--- START ---

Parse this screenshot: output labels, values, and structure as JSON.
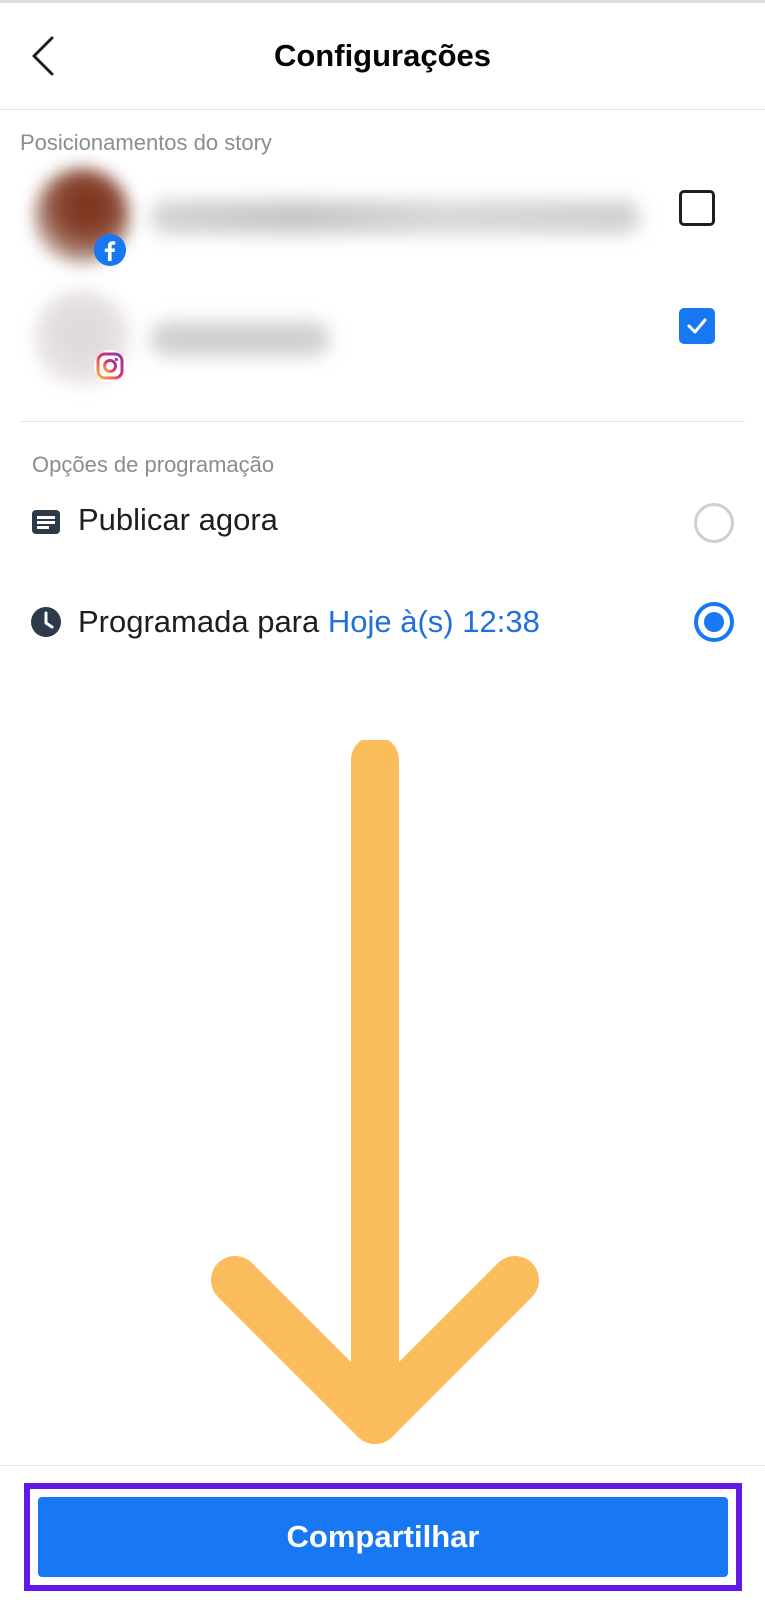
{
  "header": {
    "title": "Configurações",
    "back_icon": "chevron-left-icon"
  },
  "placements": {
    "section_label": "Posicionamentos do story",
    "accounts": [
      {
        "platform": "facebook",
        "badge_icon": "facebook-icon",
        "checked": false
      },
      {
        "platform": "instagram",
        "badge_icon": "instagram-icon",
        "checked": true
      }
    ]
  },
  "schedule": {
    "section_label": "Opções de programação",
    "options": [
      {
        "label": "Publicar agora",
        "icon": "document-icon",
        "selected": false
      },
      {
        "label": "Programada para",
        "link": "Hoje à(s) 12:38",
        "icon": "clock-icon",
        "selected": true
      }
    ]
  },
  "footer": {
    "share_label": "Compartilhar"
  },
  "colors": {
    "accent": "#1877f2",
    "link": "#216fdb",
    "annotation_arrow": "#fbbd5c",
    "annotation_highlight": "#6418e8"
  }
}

--- END ---

== OBJECTIVE ==
Make an exact reproduction of the listing above, without any pictures.

== RESPONSE FOR THIS EXERCISE ==
Parse this screenshot: output labels, values, and structure as JSON.
{
  "header": {
    "title": "Configurações",
    "back_icon": "chevron-left-icon"
  },
  "placements": {
    "section_label": "Posicionamentos do story",
    "accounts": [
      {
        "platform": "facebook",
        "badge_icon": "facebook-icon",
        "checked": false
      },
      {
        "platform": "instagram",
        "badge_icon": "instagram-icon",
        "checked": true
      }
    ]
  },
  "schedule": {
    "section_label": "Opções de programação",
    "options": [
      {
        "label": "Publicar agora",
        "icon": "document-icon",
        "selected": false
      },
      {
        "label": "Programada para",
        "link": "Hoje à(s) 12:38",
        "icon": "clock-icon",
        "selected": true
      }
    ]
  },
  "footer": {
    "share_label": "Compartilhar"
  },
  "colors": {
    "accent": "#1877f2",
    "link": "#216fdb",
    "annotation_arrow": "#fbbd5c",
    "annotation_highlight": "#6418e8"
  }
}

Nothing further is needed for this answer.